TASK STATEMENT: Quote every line below exactly as it reads.

STORED ROWS:
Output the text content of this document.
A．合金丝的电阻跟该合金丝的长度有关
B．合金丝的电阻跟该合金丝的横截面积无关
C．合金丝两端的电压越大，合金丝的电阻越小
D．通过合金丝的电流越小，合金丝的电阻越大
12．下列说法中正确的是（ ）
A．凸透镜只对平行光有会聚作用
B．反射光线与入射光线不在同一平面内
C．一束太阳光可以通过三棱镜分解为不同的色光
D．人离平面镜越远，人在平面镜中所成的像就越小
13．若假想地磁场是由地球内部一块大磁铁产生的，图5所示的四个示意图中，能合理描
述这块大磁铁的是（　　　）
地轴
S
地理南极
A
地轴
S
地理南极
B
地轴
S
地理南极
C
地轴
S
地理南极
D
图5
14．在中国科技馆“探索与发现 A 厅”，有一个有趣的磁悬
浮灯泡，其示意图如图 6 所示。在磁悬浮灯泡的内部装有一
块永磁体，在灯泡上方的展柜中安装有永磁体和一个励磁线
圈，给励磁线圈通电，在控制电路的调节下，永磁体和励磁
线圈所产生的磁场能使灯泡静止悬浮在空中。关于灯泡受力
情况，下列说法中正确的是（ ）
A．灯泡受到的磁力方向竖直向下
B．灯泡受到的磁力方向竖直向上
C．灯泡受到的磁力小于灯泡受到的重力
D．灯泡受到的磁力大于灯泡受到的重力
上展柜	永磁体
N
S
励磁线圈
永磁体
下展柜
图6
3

EXERCISE ANSWER:
Output the text content of this document.
A．合金丝的电阻跟该合金丝的长度有关
B．合金丝的电阻跟该合金丝的横截面积无关
C．合金丝两端的电压越大，合金丝的电阻越小
D．通过合金丝的电流越小，合金丝的电阻越大
12．下列说法中正确的是（ ）
A．凸透镜只对平行光有会聚作用
B．反射光线与入射光线不在同一平面内
C．一束太阳光可以通过三棱镜分解为不同的色光
D．人离平面镜越远，人在平面镜中所成的像就越小
13．若假想地磁场是由地球内部一块大磁铁产生的，图5所示的四个示意图中，能合理描
述这块大磁铁的是（　　　）
地轴
S
地理南极
A
地轴
S
地理南极
B
地轴
S
地理南极
C
地轴
S
地理南极
D
图5
14．在中国科技馆“探索与发现 A 厅”，有一个有趣的磁悬
浮灯泡，其示意图如图 6 所示。在磁悬浮灯泡的内部装有一
块永磁体，在灯泡上方的展柜中安装有永磁体和一个励磁线
圈，给励磁线圈通电，在控制电路的调节下，永磁体和励磁
线圈所产生的磁场能使灯泡静止悬浮在空中。关于灯泡受力
情况，下列说法中正确的是（ ）
A．灯泡受到的磁力方向竖直向下
B．灯泡受到的磁力方向竖直向上
C．灯泡受到的磁力小于灯泡受到的重力
D．灯泡受到的磁力大于灯泡受到的重力
上展柜	永磁体
N
S
励磁线圈
永磁体
下展柜
图6
3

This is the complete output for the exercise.